▸ Task objective
Gather all lines with "también" from the records.

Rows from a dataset
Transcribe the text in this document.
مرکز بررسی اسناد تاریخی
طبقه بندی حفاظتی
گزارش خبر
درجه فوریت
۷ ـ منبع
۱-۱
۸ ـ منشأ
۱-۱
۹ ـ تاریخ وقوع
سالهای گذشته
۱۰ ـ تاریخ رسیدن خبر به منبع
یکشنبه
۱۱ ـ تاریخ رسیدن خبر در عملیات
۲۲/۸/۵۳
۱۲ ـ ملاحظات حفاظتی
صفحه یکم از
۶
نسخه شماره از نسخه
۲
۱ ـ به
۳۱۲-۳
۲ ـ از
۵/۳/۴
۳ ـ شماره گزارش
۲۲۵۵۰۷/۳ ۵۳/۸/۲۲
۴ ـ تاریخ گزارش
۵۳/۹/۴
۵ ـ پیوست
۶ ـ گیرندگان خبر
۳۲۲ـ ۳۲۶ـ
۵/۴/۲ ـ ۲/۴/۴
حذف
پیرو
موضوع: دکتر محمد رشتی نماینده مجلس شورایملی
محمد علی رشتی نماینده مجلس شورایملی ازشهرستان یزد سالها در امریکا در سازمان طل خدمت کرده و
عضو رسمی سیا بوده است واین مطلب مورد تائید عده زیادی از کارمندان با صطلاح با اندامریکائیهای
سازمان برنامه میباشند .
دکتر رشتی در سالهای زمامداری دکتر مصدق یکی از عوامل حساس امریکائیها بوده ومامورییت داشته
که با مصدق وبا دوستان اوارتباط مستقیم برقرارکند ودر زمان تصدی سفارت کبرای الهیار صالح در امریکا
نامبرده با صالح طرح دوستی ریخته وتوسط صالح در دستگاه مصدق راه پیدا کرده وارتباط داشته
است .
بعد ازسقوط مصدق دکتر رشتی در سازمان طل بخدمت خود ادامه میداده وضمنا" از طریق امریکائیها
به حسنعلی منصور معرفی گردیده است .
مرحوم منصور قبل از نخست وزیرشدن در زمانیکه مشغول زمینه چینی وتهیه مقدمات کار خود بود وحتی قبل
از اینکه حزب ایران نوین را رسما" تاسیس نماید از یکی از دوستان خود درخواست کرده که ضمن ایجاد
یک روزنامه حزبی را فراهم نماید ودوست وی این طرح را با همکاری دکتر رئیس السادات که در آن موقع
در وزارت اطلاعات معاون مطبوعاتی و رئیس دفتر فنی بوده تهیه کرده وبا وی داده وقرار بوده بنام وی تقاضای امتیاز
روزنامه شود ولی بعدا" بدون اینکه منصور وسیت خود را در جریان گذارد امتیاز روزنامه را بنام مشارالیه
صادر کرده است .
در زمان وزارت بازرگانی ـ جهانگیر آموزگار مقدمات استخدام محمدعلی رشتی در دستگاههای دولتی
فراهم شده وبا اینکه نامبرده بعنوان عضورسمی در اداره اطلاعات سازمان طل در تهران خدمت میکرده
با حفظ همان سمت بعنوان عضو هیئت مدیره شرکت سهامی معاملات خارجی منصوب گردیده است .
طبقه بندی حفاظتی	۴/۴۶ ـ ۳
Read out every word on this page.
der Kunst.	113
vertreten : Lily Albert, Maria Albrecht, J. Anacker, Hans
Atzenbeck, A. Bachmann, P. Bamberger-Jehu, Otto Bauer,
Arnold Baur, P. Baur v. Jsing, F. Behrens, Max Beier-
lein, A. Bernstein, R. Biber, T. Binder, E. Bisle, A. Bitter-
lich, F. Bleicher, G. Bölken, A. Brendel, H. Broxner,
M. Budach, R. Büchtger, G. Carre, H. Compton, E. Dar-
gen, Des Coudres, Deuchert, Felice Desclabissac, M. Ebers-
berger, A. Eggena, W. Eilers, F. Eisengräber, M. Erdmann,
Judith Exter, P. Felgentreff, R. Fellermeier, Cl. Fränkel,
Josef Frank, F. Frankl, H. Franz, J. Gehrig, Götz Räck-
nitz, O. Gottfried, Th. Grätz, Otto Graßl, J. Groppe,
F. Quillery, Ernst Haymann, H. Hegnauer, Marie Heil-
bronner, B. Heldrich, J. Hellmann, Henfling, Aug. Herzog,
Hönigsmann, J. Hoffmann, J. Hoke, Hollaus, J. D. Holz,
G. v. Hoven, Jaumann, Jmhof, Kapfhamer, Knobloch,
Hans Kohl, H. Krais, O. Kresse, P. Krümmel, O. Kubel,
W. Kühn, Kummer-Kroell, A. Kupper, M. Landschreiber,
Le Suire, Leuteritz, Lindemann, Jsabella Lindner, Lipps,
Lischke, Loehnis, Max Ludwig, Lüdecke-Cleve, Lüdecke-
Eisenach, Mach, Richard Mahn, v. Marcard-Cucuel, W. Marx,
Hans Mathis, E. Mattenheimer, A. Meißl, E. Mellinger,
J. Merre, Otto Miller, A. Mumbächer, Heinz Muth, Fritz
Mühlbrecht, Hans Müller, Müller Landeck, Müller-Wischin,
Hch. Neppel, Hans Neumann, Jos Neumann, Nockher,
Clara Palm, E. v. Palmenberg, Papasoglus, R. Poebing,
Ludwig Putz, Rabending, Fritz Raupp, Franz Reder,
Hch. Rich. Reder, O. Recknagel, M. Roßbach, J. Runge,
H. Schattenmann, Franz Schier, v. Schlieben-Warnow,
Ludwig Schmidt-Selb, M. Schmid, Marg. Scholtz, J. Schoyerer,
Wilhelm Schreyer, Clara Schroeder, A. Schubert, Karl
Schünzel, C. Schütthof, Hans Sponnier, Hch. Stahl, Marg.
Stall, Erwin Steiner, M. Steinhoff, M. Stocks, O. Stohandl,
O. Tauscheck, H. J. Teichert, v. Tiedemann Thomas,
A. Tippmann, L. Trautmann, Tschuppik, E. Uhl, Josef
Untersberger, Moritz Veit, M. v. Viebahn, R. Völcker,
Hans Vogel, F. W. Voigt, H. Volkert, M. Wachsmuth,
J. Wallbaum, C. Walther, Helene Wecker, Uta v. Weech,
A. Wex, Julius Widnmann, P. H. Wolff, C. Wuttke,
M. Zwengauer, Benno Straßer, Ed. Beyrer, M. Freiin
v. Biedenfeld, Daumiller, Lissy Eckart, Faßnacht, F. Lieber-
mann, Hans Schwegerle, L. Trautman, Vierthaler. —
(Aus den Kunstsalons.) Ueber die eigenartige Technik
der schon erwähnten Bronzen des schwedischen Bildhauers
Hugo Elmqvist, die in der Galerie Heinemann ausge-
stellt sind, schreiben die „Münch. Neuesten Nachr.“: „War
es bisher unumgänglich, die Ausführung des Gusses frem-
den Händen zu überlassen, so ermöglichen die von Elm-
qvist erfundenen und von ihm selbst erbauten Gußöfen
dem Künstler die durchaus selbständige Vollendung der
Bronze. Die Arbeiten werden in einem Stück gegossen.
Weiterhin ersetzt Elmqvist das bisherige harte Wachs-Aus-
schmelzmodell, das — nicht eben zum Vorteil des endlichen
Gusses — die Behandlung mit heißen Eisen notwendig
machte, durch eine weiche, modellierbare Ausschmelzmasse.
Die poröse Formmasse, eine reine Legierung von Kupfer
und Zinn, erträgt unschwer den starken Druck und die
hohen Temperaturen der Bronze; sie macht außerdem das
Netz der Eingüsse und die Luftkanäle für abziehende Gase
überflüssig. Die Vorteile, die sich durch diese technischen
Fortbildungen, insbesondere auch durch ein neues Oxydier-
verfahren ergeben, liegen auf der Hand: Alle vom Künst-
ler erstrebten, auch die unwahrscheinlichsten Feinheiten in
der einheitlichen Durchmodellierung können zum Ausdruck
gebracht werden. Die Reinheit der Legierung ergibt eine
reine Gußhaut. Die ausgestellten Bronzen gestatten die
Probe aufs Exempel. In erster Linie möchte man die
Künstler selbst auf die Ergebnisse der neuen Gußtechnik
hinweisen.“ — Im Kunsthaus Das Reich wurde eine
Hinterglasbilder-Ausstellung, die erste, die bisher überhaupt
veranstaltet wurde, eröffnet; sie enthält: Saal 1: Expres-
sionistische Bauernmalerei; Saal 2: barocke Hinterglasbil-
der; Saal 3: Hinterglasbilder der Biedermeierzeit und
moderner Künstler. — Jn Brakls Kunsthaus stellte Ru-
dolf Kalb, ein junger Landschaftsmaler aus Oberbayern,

--

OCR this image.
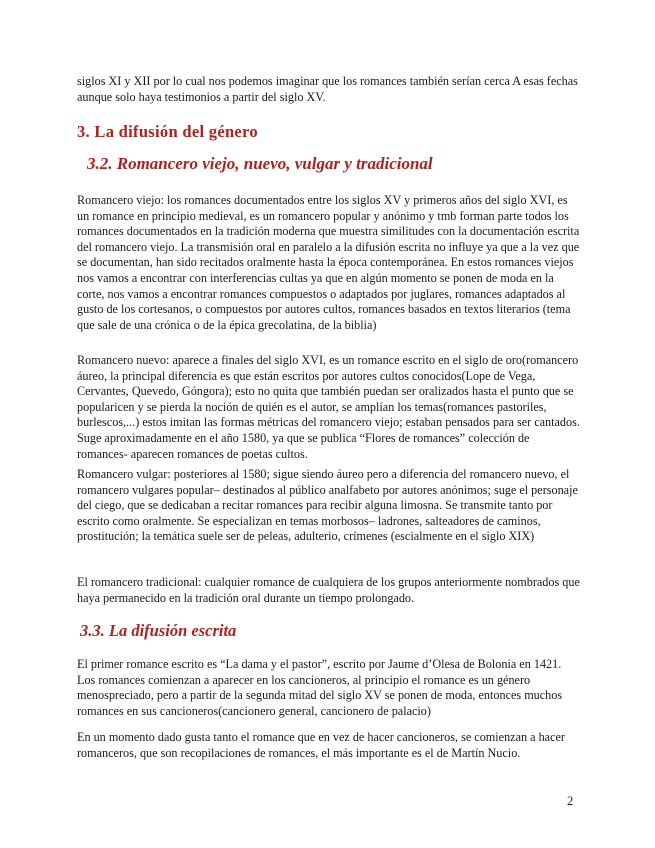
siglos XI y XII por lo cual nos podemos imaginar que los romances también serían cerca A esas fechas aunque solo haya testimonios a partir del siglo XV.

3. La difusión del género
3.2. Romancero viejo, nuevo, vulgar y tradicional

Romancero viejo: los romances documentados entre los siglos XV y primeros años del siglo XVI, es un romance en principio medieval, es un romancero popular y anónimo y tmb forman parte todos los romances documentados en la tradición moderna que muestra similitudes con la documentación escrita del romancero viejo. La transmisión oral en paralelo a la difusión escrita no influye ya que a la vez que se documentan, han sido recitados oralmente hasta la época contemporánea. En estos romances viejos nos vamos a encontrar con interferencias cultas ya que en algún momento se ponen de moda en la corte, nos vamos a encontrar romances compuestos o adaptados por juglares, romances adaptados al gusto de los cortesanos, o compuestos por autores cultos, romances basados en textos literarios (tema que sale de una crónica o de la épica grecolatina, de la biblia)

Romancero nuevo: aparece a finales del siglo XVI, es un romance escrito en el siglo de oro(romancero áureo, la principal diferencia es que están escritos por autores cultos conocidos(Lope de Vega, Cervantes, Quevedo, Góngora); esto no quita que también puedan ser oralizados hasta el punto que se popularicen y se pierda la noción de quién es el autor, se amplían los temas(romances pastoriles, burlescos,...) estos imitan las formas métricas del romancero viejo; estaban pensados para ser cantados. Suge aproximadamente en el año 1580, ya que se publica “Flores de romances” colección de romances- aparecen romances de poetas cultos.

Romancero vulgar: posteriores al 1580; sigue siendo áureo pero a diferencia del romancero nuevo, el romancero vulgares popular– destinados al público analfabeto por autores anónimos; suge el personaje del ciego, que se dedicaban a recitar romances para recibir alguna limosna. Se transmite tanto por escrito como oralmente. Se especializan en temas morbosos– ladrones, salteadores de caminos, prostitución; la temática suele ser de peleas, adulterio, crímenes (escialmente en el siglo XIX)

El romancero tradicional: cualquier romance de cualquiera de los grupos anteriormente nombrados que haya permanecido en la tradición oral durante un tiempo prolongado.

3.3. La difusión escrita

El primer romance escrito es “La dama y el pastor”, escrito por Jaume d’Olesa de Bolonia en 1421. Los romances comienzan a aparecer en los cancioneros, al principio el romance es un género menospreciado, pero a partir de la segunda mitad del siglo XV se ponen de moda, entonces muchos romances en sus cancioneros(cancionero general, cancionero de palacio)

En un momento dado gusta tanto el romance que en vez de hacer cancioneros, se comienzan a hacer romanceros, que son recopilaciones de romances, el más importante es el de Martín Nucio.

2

▸ Output
siglos XI y XII por lo cual nos podemos imaginar que los romances también serían cerca A esas fechas aunque solo haya testimonios a partir del siglo XV.
Romancero nuevo: aparece a finales del siglo XVI, es un romance escrito en el siglo de oro(romancero áureo, la principal diferencia es que están escritos por autores cultos conocidos(Lope de Vega, Cervantes, Quevedo, Góngora); esto no quita que también puedan ser oralizados hasta el punto que se popularicen y se pierda la noción de quién es el autor, se amplían los temas(romances pastoriles, burlescos,...) estos imitan las formas métricas del romancero viejo; estaban pensados para ser cantados. Suge aproximadamente en el año 1580, ya que se publica “Flores de romances” colección de romances- aparecen romances de poetas cultos.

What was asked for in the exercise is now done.